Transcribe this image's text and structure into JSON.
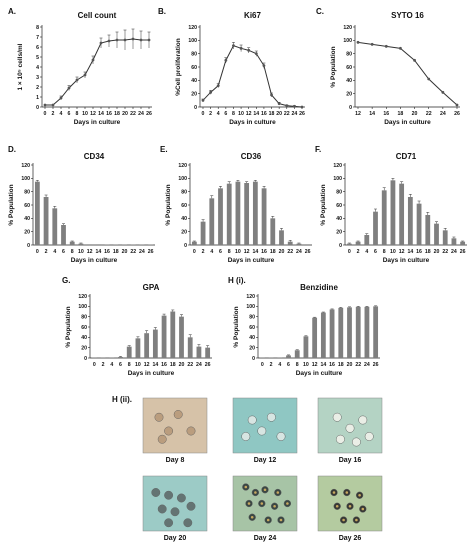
{
  "chart_data": [
    {
      "panel": "A.",
      "type": "line",
      "title": "Cell count",
      "xlabel": "Days in culture",
      "ylabel": "1 × 10⁵ cells/ml",
      "x": [
        0,
        2,
        4,
        6,
        8,
        10,
        12,
        14,
        16,
        18,
        20,
        22,
        24,
        26
      ],
      "y": [
        0.2,
        0.2,
        0.9,
        1.9,
        2.7,
        3.2,
        4.7,
        6.4,
        6.6,
        6.7,
        6.7,
        6.8,
        6.7,
        6.7
      ],
      "err": [
        0,
        0,
        0.2,
        0.25,
        0.3,
        0.3,
        0.4,
        0.5,
        0.6,
        0.8,
        1,
        1,
        0.9,
        0.8
      ],
      "xlim": [
        0,
        26
      ],
      "ylim": [
        0,
        8
      ],
      "yticks": [
        0,
        1,
        2,
        3,
        4,
        5,
        6,
        7,
        8
      ],
      "xticks": [
        0,
        2,
        4,
        6,
        8,
        10,
        12,
        14,
        16,
        18,
        20,
        22,
        24,
        26
      ]
    },
    {
      "panel": "B.",
      "type": "line",
      "title": "Ki67",
      "xlabel": "Days in culture",
      "ylabel": "%Cell proliferation",
      "x": [
        0,
        2,
        4,
        6,
        8,
        10,
        12,
        14,
        16,
        18,
        20,
        22,
        24,
        26
      ],
      "y": [
        10,
        22,
        32,
        70,
        92,
        88,
        85,
        80,
        62,
        18,
        5,
        2,
        1,
        0
      ],
      "err": [
        2,
        3,
        3,
        4,
        5,
        5,
        4,
        4,
        4,
        3,
        2,
        1,
        1,
        0
      ],
      "xlim": [
        0,
        26
      ],
      "ylim": [
        0,
        120
      ],
      "yticks": [
        0,
        20,
        40,
        60,
        80,
        100,
        120
      ],
      "xticks": [
        0,
        2,
        4,
        6,
        8,
        10,
        12,
        14,
        16,
        18,
        20,
        22,
        24,
        26
      ]
    },
    {
      "panel": "C.",
      "type": "line",
      "title": "SYTO 16",
      "xlabel": "Days in culture",
      "ylabel": "% Population",
      "x": [
        12,
        14,
        16,
        18,
        20,
        22,
        24,
        26
      ],
      "y": [
        97,
        94,
        91,
        88,
        70,
        42,
        22,
        3
      ],
      "err": [
        0,
        0,
        0,
        0,
        0,
        0,
        0,
        0
      ],
      "xlim": [
        12,
        26
      ],
      "ylim": [
        0,
        120
      ],
      "yticks": [
        0,
        20,
        40,
        60,
        80,
        100,
        120
      ],
      "xticks": [
        12,
        14,
        16,
        18,
        20,
        22,
        24,
        26
      ]
    },
    {
      "panel": "D.",
      "type": "bar",
      "title": "CD34",
      "xlabel": "Days in culture",
      "ylabel": "% Population",
      "categories": [
        "0",
        "2",
        "4",
        "6",
        "8",
        "10",
        "12",
        "14",
        "16",
        "18",
        "20",
        "22",
        "24",
        "26"
      ],
      "values": [
        95,
        72,
        55,
        30,
        5,
        2,
        1,
        1,
        0.5,
        0.5,
        0.5,
        0.5,
        0.5,
        0.5
      ],
      "err": [
        2,
        3,
        3,
        2,
        1,
        1,
        0,
        0,
        0,
        0,
        0,
        0,
        0,
        0
      ],
      "ylim": [
        0,
        120
      ],
      "yticks": [
        0,
        20,
        40,
        60,
        80,
        100,
        120
      ]
    },
    {
      "panel": "E.",
      "type": "bar",
      "title": "CD36",
      "xlabel": "Days in culture",
      "ylabel": "% Population",
      "categories": [
        "0",
        "2",
        "4",
        "6",
        "8",
        "10",
        "12",
        "14",
        "16",
        "18",
        "20",
        "22",
        "24",
        "26"
      ],
      "values": [
        5,
        35,
        70,
        85,
        92,
        95,
        93,
        95,
        85,
        40,
        22,
        5,
        2,
        1
      ],
      "err": [
        1,
        3,
        4,
        3,
        3,
        2,
        2,
        2,
        3,
        3,
        3,
        2,
        1,
        0
      ],
      "ylim": [
        0,
        120
      ],
      "yticks": [
        0,
        20,
        40,
        60,
        80,
        100,
        120
      ]
    },
    {
      "panel": "F.",
      "type": "bar",
      "title": "CD71",
      "xlabel": "Days in culture",
      "ylabel": "% Population",
      "categories": [
        "0",
        "2",
        "4",
        "6",
        "8",
        "10",
        "12",
        "14",
        "16",
        "18",
        "20",
        "22",
        "24",
        "26"
      ],
      "values": [
        2,
        5,
        15,
        50,
        82,
        97,
        92,
        72,
        62,
        45,
        32,
        22,
        10,
        5
      ],
      "err": [
        1,
        1,
        2,
        4,
        4,
        3,
        3,
        4,
        4,
        4,
        3,
        3,
        2,
        1
      ],
      "ylim": [
        0,
        120
      ],
      "yticks": [
        0,
        20,
        40,
        60,
        80,
        100,
        120
      ]
    },
    {
      "panel": "G.",
      "type": "bar",
      "title": "GPA",
      "xlabel": "Days in culture",
      "ylabel": "% Population",
      "categories": [
        "0",
        "2",
        "4",
        "6",
        "8",
        "10",
        "12",
        "14",
        "16",
        "18",
        "20",
        "22",
        "24",
        "26"
      ],
      "values": [
        0.5,
        0.5,
        0.5,
        2,
        22,
        38,
        48,
        55,
        82,
        90,
        80,
        40,
        22,
        20
      ],
      "err": [
        0,
        0,
        0,
        1,
        2,
        3,
        5,
        4,
        3,
        3,
        4,
        5,
        4,
        4
      ],
      "ylim": [
        0,
        120
      ],
      "yticks": [
        0,
        20,
        40,
        60,
        80,
        100,
        120
      ]
    },
    {
      "panel": "H (i).",
      "type": "bar",
      "title": "Benzidine",
      "xlabel": "Days in culture",
      "ylabel": "% Population",
      "categories": [
        "0",
        "2",
        "4",
        "6",
        "8",
        "10",
        "12",
        "14",
        "16",
        "18",
        "20",
        "22",
        "24",
        "26"
      ],
      "values": [
        0.5,
        0.5,
        0.5,
        5,
        15,
        42,
        78,
        88,
        94,
        97,
        98,
        99,
        99,
        100
      ],
      "err": [
        0,
        0,
        0,
        1,
        1,
        1,
        1,
        1,
        1,
        1,
        1,
        1,
        1,
        1
      ],
      "ylim": [
        0,
        120
      ],
      "yticks": [
        0,
        20,
        40,
        60,
        80,
        100,
        120
      ]
    }
  ],
  "micrographs": {
    "panel_label": "H (ii).",
    "images": [
      {
        "caption": "Day 8",
        "background": "#d6c2a8",
        "cell_color": "#b89a7a",
        "stain": "none"
      },
      {
        "caption": "Day 12",
        "background": "#8fc7c3",
        "cell_color": "#dfe9e6",
        "stain": "sparse"
      },
      {
        "caption": "Day 16",
        "background": "#b4d3c4",
        "cell_color": "#f0f2ea",
        "stain": "none"
      },
      {
        "caption": "Day 20",
        "background": "#9ccbc6",
        "cell_color": "#5f6b6b",
        "stain": "light"
      },
      {
        "caption": "Day 24",
        "background": "#a7c4a6",
        "cell_color": "#2e3a3a",
        "stain": "heavy"
      },
      {
        "caption": "Day 26",
        "background": "#b4cba0",
        "cell_color": "#2a2a2a",
        "stain": "heavy"
      }
    ]
  },
  "colors": {
    "line": "#333333",
    "marker": "#555555",
    "bar": "#7f7f7f",
    "errbar": "#333333",
    "axis": "#222222"
  }
}
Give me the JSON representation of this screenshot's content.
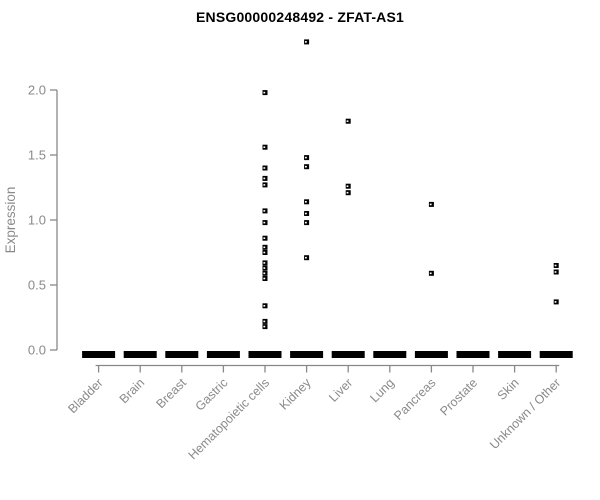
{
  "chart_data": {
    "type": "scatter",
    "title": "ENSG00000248492 - ZFAT-AS1",
    "ylabel": "Expression",
    "xlabel": "",
    "ylim": [
      0.0,
      2.4
    ],
    "yticks": [
      0.0,
      0.5,
      1.0,
      1.5,
      2.0
    ],
    "grid": false,
    "legend": "none",
    "marker": "small-black-square",
    "categories": [
      "Bladder",
      "Brain",
      "Breast",
      "Gastric",
      "Hematopoietic cells",
      "Kidney",
      "Liver",
      "Lung",
      "Pancreas",
      "Prostate",
      "Skin",
      "Unknown / Other"
    ],
    "groups": [
      {
        "label": "Bladder",
        "zero_cluster": true,
        "values": []
      },
      {
        "label": "Brain",
        "zero_cluster": true,
        "values": []
      },
      {
        "label": "Breast",
        "zero_cluster": true,
        "values": []
      },
      {
        "label": "Gastric",
        "zero_cluster": true,
        "values": []
      },
      {
        "label": "Hematopoietic cells",
        "zero_cluster": true,
        "values": [
          1.98,
          1.56,
          1.4,
          1.32,
          1.27,
          1.07,
          0.98,
          0.86,
          0.79,
          0.75,
          0.67,
          0.63,
          0.59,
          0.55,
          0.34,
          0.22,
          0.18
        ]
      },
      {
        "label": "Kidney",
        "zero_cluster": true,
        "values": [
          2.37,
          1.48,
          1.41,
          1.14,
          1.05,
          0.98,
          0.71
        ]
      },
      {
        "label": "Liver",
        "zero_cluster": true,
        "values": [
          1.76,
          1.26,
          1.21
        ]
      },
      {
        "label": "Lung",
        "zero_cluster": true,
        "values": []
      },
      {
        "label": "Pancreas",
        "zero_cluster": true,
        "values": [
          1.12,
          0.59
        ]
      },
      {
        "label": "Prostate",
        "zero_cluster": true,
        "values": []
      },
      {
        "label": "Skin",
        "zero_cluster": true,
        "values": []
      },
      {
        "label": "Unknown / Other",
        "zero_cluster": true,
        "values": [
          0.65,
          0.6,
          0.37
        ]
      }
    ],
    "colors": {
      "points": "#000000",
      "axis": "#888888",
      "tick_labels": "#8a8a8a",
      "title": "#000000",
      "background": "#ffffff"
    }
  }
}
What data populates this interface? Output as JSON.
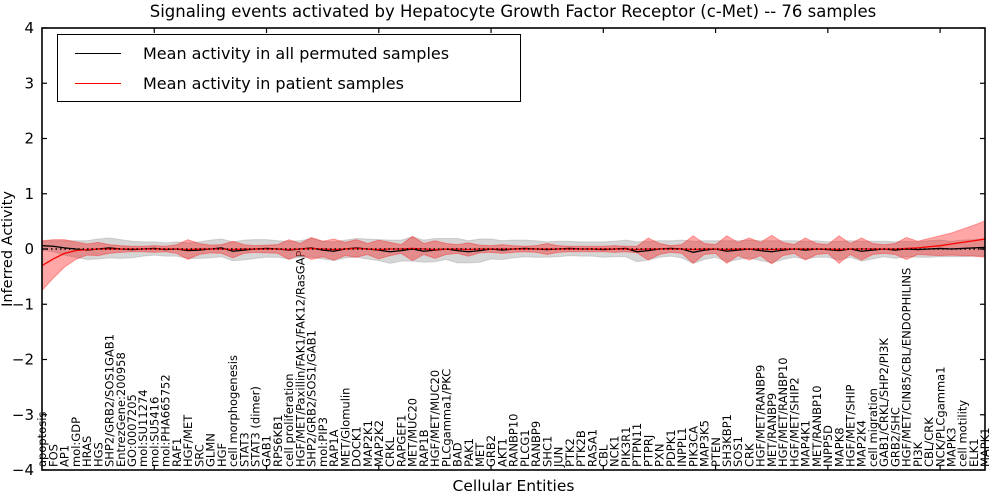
{
  "figure": {
    "title": "Signaling events activated by Hepatocyte Growth Factor Receptor (c-Met) -- 76 samples",
    "xlabel": "Cellular Entities",
    "ylabel": "Inferred Activity"
  },
  "legend": {
    "items": [
      {
        "label": "Mean activity in all permuted samples",
        "color": "#000000"
      },
      {
        "label": "Mean activity in patient samples",
        "color": "#ff0000"
      }
    ],
    "position": "upper left"
  },
  "colors": {
    "permuted_line": "#000000",
    "patient_line": "#ff0000",
    "permuted_band": "#999999",
    "patient_band": "#ff0000",
    "axis": "#000000"
  },
  "chart_data": {
    "type": "line",
    "title": "Signaling events activated by Hepatocyte Growth Factor Receptor (c-Met) -- 76 samples",
    "xlabel": "Cellular Entities",
    "ylabel": "Inferred Activity",
    "ylim": [
      -4,
      4
    ],
    "yticks": [
      4,
      3,
      2,
      1,
      0,
      -1,
      -2,
      -3,
      -4
    ],
    "x_major_ticks": [
      10,
      20,
      30,
      40,
      50,
      60,
      70,
      80
    ],
    "grid": false,
    "legend_position": "upper left",
    "zero_line": true,
    "categories": [
      "apoptosis",
      "FOS",
      "AP1",
      "mol:GDP",
      "HRAS",
      "HGS",
      "SHP2/GRB2/SOS1GAB1",
      "EntrezGene:200958",
      "GO:0007205",
      "mol:SU11274",
      "mol:SU5416",
      "mol:PHA665752",
      "RAF1",
      "HGF/MET",
      "SRC",
      "GLMN",
      "HGF",
      "cell morphogenesis",
      "STAT3",
      "STAT3 (dimer)",
      "GAB1",
      "RPS6KB1",
      "cell proliferation",
      "HGF/MET/Paxillin/FAK1/FAK12/RasGAP",
      "SHP2/GRB2/SOS1/GAB1",
      "mol:PIP3",
      "RAP1A",
      "MET/Glomulin",
      "DOCK1",
      "MAP2K1",
      "MAP2K2",
      "CRKL",
      "RAPGEF1",
      "MET/MUC20",
      "RAP1B",
      "HGF/MET/MUC20",
      "PLCgamma1/PKC",
      "BAD",
      "PAK1",
      "MET",
      "GRB2",
      "AKT1",
      "RANBP10",
      "PLCG1",
      "RANBP9",
      "SHC1",
      "JUN",
      "PTK2",
      "PTK2B",
      "RASA1",
      "CBL",
      "NCK1",
      "PIK3R1",
      "PTPN11",
      "PTPRJ",
      "PXN",
      "PDPK1",
      "INPPL1",
      "PIK3CA",
      "MAP3K5",
      "PTEN",
      "SH3KBP1",
      "SOS1",
      "CRK",
      "HGF/MET/RANBP9",
      "MET/RANBP9",
      "HGF/MET/RANBP10",
      "HGF/MET/SHIP2",
      "MAP4K1",
      "MET/RANBP10",
      "INPP5D",
      "MAPK8",
      "HGF/MET/SHIP",
      "MAP2K4",
      "cell migration",
      "GAB1/CRKL/SHP2/PI3K",
      "GRB2/SHC",
      "HGF/MET/CIN85/CBL/ENDOPHILINS",
      "PI3K",
      "CBL/CRK",
      "NCK/PLCgamma1",
      "MAPK3",
      "cell motility",
      "ELK1",
      "MAPK1"
    ],
    "series": [
      {
        "name": "Mean activity in all permuted samples",
        "color": "#000000",
        "band_color": "#999999",
        "band_opacity": 0.4,
        "values": [
          0.06,
          0.05,
          0.02,
          0,
          -0.02,
          0,
          0.02,
          0,
          -0.01,
          0,
          0.01,
          -0.01,
          0,
          -0.03,
          -0.02,
          0,
          0.02,
          -0.04,
          -0.02,
          0,
          0.01,
          0,
          -0.02,
          0,
          0.02,
          -0.02,
          -0.04,
          0,
          0.02,
          0,
          -0.02,
          -0.05,
          -0.03,
          0,
          -0.04,
          -0.02,
          0,
          -0.03,
          -0.05,
          -0.03,
          0,
          -0.02,
          0,
          0.01,
          0,
          -0.01,
          0,
          0.01,
          0,
          0,
          -0.01,
          0,
          0.01,
          -0.05,
          -0.03,
          0,
          0.01,
          0,
          -0.06,
          -0.02,
          0,
          -0.04,
          -0.02,
          0,
          -0.03,
          -0.05,
          -0.02,
          0,
          -0.02,
          0,
          -0.01,
          -0.03,
          0,
          -0.04,
          -0.02,
          0,
          -0.02,
          0,
          -0.01,
          0,
          0.01,
          0,
          0.01,
          0.02,
          0.03
        ],
        "std": [
          0.08,
          0.1,
          0.13,
          0.15,
          0.17,
          0.18,
          0.18,
          0.17,
          0.15,
          0.13,
          0.12,
          0.12,
          0.13,
          0.14,
          0.15,
          0.16,
          0.16,
          0.17,
          0.18,
          0.17,
          0.16,
          0.15,
          0.16,
          0.15,
          0.17,
          0.16,
          0.17,
          0.16,
          0.17,
          0.18,
          0.19,
          0.21,
          0.19,
          0.22,
          0.2,
          0.21,
          0.19,
          0.22,
          0.2,
          0.21,
          0.18,
          0.17,
          0.16,
          0.15,
          0.15,
          0.14,
          0.14,
          0.13,
          0.13,
          0.13,
          0.14,
          0.14,
          0.15,
          0.18,
          0.17,
          0.15,
          0.14,
          0.16,
          0.2,
          0.17,
          0.15,
          0.19,
          0.17,
          0.16,
          0.18,
          0.2,
          0.17,
          0.15,
          0.16,
          0.15,
          0.14,
          0.17,
          0.15,
          0.18,
          0.16,
          0.14,
          0.15,
          0.14,
          0.14,
          0.15,
          0.15,
          0.14,
          0.15,
          0.15,
          0.16
        ]
      },
      {
        "name": "Mean activity in patient samples",
        "color": "#ff0000",
        "band_color": "#ff0000",
        "band_opacity": 0.35,
        "values": [
          -0.3,
          -0.18,
          -0.08,
          -0.03,
          -0.01,
          0,
          0,
          0,
          0,
          0,
          0,
          0,
          0,
          -0.01,
          0,
          0,
          0,
          -0.01,
          0,
          0,
          0,
          0,
          -0.01,
          0,
          0.01,
          0,
          -0.01,
          0,
          0.01,
          0,
          -0.01,
          0,
          0,
          0.01,
          0,
          -0.01,
          0,
          0,
          -0.01,
          0,
          0,
          0,
          0,
          0,
          0,
          0,
          0,
          0,
          0,
          0,
          0,
          0,
          0,
          -0.01,
          0,
          0,
          0,
          0,
          -0.01,
          0,
          0,
          -0.01,
          0,
          0,
          0,
          -0.01,
          0,
          0,
          0,
          0,
          0,
          -0.01,
          0,
          0,
          0,
          0,
          0,
          0.01,
          0.02,
          0.04,
          0.06,
          0.09,
          0.12,
          0.15,
          0.18
        ],
        "std": [
          0.45,
          0.35,
          0.25,
          0.16,
          0.1,
          0.12,
          0.08,
          0.06,
          0.05,
          0.05,
          0.06,
          0.05,
          0.08,
          0.18,
          0.1,
          0.07,
          0.08,
          0.15,
          0.08,
          0.06,
          0.07,
          0.08,
          0.18,
          0.1,
          0.2,
          0.14,
          0.19,
          0.12,
          0.16,
          0.1,
          0.17,
          0.12,
          0.08,
          0.22,
          0.1,
          0.16,
          0.1,
          0.08,
          0.12,
          0.07,
          0.06,
          0.08,
          0.06,
          0.05,
          0.06,
          0.1,
          0.06,
          0.05,
          0.05,
          0.05,
          0.05,
          0.06,
          0.05,
          0.06,
          0.2,
          0.1,
          0.06,
          0.08,
          0.25,
          0.1,
          0.08,
          0.25,
          0.12,
          0.2,
          0.12,
          0.26,
          0.12,
          0.08,
          0.2,
          0.1,
          0.08,
          0.25,
          0.1,
          0.2,
          0.1,
          0.08,
          0.1,
          0.2,
          0.12,
          0.15,
          0.18,
          0.2,
          0.24,
          0.28,
          0.33
        ]
      }
    ]
  }
}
+++++
Your answer should be each line from the entries that includes the string "Mean".

        "label": "Mean activity in all permuted samples",
        "label": "Mean activity in patient samples",
        "name": "Mean activity in all permuted samples",
        "name": "Mean activity in patient samples",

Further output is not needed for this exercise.